─── DATA FOR PROCESSING

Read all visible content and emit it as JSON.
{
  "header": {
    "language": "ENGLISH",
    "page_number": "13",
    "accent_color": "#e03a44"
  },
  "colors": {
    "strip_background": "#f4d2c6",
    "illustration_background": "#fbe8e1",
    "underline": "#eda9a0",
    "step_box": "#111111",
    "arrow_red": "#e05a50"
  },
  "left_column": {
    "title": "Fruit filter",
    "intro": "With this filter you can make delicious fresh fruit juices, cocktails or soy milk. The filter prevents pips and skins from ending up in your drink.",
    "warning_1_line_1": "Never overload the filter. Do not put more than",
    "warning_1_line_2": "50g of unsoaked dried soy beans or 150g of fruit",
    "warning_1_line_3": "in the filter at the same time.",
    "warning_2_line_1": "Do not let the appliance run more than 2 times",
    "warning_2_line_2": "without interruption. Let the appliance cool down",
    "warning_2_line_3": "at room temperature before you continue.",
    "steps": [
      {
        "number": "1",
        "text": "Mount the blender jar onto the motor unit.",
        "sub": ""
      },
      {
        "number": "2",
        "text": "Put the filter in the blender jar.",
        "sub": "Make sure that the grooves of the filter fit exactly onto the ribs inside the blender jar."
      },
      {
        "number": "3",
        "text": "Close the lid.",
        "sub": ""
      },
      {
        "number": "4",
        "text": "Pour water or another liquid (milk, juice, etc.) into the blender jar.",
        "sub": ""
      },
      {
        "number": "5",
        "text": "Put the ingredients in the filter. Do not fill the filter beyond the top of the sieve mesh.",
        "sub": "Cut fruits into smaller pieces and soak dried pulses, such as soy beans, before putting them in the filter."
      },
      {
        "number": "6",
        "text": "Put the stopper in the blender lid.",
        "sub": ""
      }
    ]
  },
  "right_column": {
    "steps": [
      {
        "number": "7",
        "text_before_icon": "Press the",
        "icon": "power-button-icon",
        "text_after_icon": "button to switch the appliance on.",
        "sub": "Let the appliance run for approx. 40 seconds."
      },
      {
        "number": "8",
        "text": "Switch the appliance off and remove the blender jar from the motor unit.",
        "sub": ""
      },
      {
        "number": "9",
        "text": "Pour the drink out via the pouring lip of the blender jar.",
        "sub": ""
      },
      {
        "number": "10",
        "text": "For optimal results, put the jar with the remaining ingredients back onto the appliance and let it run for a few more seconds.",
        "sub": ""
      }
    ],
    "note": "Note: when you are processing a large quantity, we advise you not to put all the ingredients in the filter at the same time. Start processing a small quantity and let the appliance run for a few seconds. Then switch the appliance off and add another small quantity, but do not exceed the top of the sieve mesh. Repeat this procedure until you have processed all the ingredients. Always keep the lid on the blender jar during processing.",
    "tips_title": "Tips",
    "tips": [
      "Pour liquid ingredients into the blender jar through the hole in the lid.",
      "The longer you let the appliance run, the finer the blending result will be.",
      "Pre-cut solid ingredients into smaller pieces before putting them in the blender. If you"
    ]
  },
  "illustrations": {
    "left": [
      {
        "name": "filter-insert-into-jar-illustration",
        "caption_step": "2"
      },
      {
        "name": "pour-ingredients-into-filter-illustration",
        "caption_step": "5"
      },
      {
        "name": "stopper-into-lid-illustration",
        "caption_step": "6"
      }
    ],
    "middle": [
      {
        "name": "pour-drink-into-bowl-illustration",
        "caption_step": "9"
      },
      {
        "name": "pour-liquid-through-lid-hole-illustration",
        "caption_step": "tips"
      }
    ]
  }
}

──────

▶ WHAT IS BEING ASKED:
Find the word "button" in the material, then list each line that holds it.

▶ ANSWER TO THE EXERCISE:
        "icon": "power-button-icon",
        "text_after_icon": "button to switch the appliance on.",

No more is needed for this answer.